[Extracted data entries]
+ + + +

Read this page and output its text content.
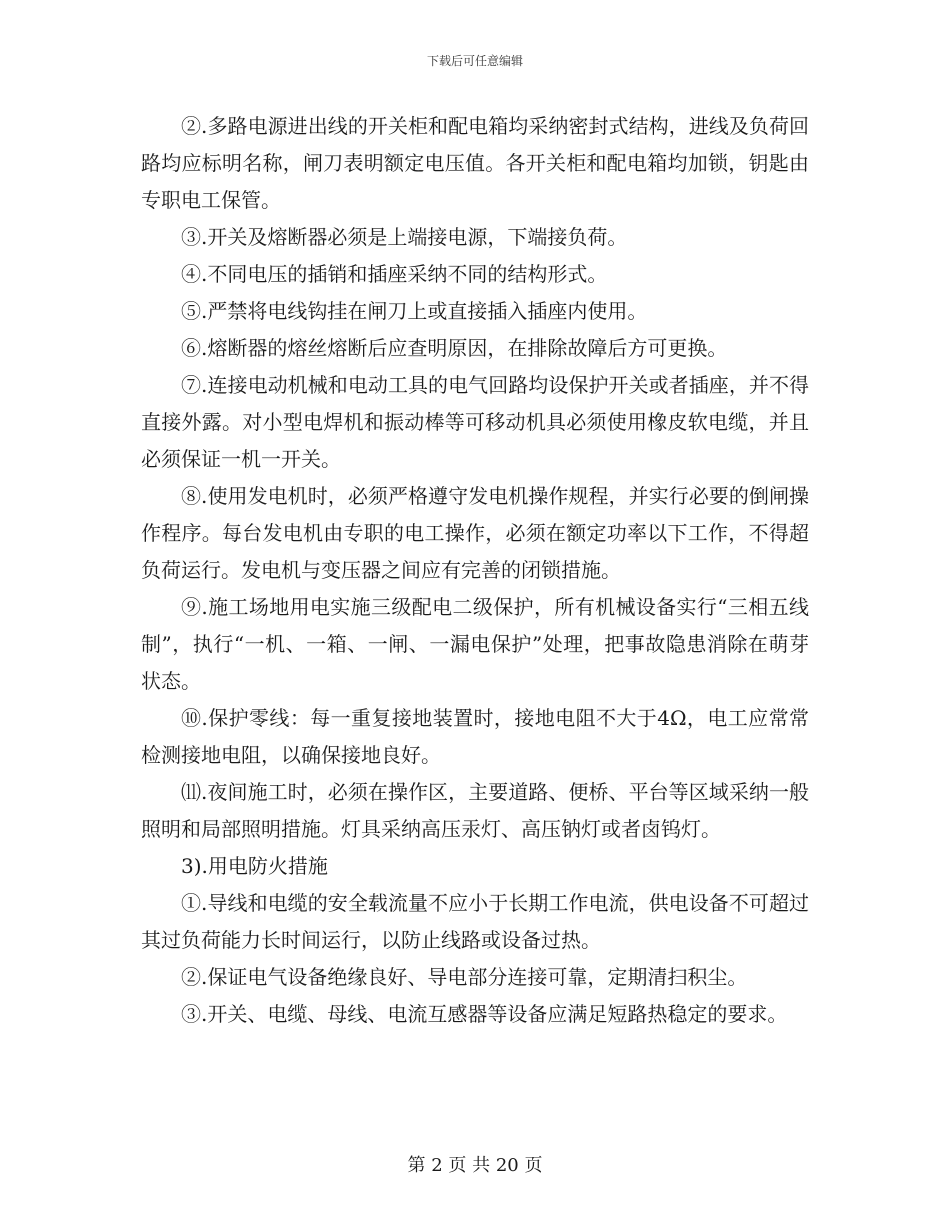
下载后可任意编辑

②.多路电源进出线的开关柜和配电箱均采纳密封式结构，进线及负荷回路均应标明名称，闸刀表明额定电压值。各开关柜和配电箱均加锁，钥匙由专职电工保管。

③.开关及熔断器必须是上端接电源，下端接负荷。

④.不同电压的插销和插座采纳不同的结构形式。

⑤.严禁将电线钩挂在闸刀上或直接插入插座内使用。

⑥.熔断器的熔丝熔断后应查明原因，在排除故障后方可更换。

⑦.连接电动机械和电动工具的电气回路均设保护开关或者插座，并不得直接外露。对小型电焊机和振动棒等可移动机具必须使用橡皮软电缆，并且必须保证一机一开关。

⑧.使用发电机时，必须严格遵守发电机操作规程，并实行必要的倒闸操作程序。每台发电机由专职的电工操作，必须在额定功率以下工作，不得超负荷运行。发电机与变压器之间应有完善的闭锁措施。

⑨.施工场地用电实施三级配电二级保护，所有机械设备实行“三相五线制”，执行“一机、一箱、一闸、一漏电保护”处理，把事故隐患消除在萌芽状态。

⑩.保护零线：每一重复接地装置时，接地电阻不大于4Ω，电工应常常检测接地电阻，以确保接地良好。

⑾.夜间施工时，必须在操作区，主要道路、便桥、平台等区域采纳一般照明和局部照明措施。灯具采纳高压汞灯、高压钠灯或者卤钨灯。

3).用电防火措施

①.导线和电缆的安全载流量不应小于长期工作电流，供电设备不可超过其过负荷能力长时间运行，以防止线路或设备过热。

②.保证电气设备绝缘良好、导电部分连接可靠，定期清扫积尘。

③.开关、电缆、母线、电流互感器等设备应满足短路热稳定的要求。

第 2 页 共 20 页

+ + + +

__Written instruction__
Give an exact reproduction of every line, leaving out any picture.

__Solution to this exercise__
Read this page and output its text content.
下载后可任意编辑

②.多路电源进出线的开关柜和配电箱均采纳密封式结构，进线及负荷回路均应标明名称，闸刀表明额定电压值。各开关柜和配电箱均加锁，钥匙由专职电工保管。

③.开关及熔断器必须是上端接电源，下端接负荷。

④.不同电压的插销和插座采纳不同的结构形式。

⑤.严禁将电线钩挂在闸刀上或直接插入插座内使用。

⑥.熔断器的熔丝熔断后应查明原因，在排除故障后方可更换。

⑦.连接电动机械和电动工具的电气回路均设保护开关或者插座，并不得直接外露。对小型电焊机和振动棒等可移动机具必须使用橡皮软电缆，并且必须保证一机一开关。

⑧.使用发电机时，必须严格遵守发电机操作规程，并实行必要的倒闸操作程序。每台发电机由专职的电工操作，必须在额定功率以下工作，不得超负荷运行。发电机与变压器之间应有完善的闭锁措施。

⑨.施工场地用电实施三级配电二级保护，所有机械设备实行“三相五线制”，执行“一机、一箱、一闸、一漏电保护”处理，把事故隐患消除在萌芽状态。

⑩.保护零线：每一重复接地装置时，接地电阻不大于4Ω，电工应常常检测接地电阻，以确保接地良好。

⑾.夜间施工时，必须在操作区，主要道路、便桥、平台等区域采纳一般照明和局部照明措施。灯具采纳高压汞灯、高压钠灯或者卤钨灯。

3).用电防火措施

①.导线和电缆的安全载流量不应小于长期工作电流，供电设备不可超过其过负荷能力长时间运行，以防止线路或设备过热。

②.保证电气设备绝缘良好、导电部分连接可靠，定期清扫积尘。

③.开关、电缆、母线、电流互感器等设备应满足短路热稳定的要求。

第 2 页 共 20 页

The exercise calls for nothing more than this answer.